(Assignment) According to the Land Rover text below, how many years did Derrick serve in the Territorial Army?

[[ Document extract, beginning ]]

With the kids off at university, the mortgage paid off and time on his hands since leaving the Territorial Army, Derrick was looking for something to help fill some of the spare time that he was now enjoying. During his 28 years of service in the Territorial Army (TA) with the Royal Electrical and Mechanical Engineers (REME), Derrick had driven many different types of Land Rover, but for him, there was only one model that really stood out from the crowd, the Lightweight (LWT). As Derrick says, ‘you can spot one in a field full of normal Land Rovers and they really do catch your eye, especially when stripped down, which is ever so easy to do and they are even easier to put back together again’.
It was by pure chance that Derrick came across an advert for the LWT back in May 2006 and unlike many others, this one was not on advertised on eBay. This LWT, being one of the rarer early Series 2A versions with the headlights in the front panel, has the added benefit of being road tax exempt. As well as being a ‘classic’, it is very simple with no electronics; in fact it hasn’t much in the way of electrics at all. Most parts are readily available, at a reasonable cost, as many of its components are common with the standard Series 3 Land Rover.

[[ Document extract, end ]]
[[ Listed entries, beginning ]]

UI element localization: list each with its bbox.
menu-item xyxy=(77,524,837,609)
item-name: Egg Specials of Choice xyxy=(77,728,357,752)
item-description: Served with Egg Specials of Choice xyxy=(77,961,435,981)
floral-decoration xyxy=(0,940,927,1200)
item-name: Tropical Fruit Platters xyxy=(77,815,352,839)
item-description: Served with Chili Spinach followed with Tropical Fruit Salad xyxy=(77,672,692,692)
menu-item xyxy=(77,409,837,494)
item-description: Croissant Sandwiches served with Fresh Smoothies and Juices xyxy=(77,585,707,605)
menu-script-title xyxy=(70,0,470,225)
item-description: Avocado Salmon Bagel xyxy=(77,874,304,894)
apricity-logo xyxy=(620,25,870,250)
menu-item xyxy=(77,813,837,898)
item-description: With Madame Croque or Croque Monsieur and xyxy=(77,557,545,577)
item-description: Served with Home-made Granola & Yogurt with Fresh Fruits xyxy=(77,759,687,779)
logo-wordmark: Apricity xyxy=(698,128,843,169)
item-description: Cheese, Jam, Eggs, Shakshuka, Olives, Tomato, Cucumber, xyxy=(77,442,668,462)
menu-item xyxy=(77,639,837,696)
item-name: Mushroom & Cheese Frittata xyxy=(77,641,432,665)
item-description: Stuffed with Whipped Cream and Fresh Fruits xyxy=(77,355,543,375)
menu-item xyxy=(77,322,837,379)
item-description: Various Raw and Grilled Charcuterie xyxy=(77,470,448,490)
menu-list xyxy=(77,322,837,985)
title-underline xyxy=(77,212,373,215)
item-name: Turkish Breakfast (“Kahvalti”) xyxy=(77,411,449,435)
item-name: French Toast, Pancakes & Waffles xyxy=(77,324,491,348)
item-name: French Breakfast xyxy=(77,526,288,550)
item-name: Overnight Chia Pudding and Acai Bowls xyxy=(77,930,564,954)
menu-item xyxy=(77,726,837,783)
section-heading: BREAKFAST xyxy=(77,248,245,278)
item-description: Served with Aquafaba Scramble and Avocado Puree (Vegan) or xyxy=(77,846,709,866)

[[ Listed entries, end ]]

(Output) 28 years.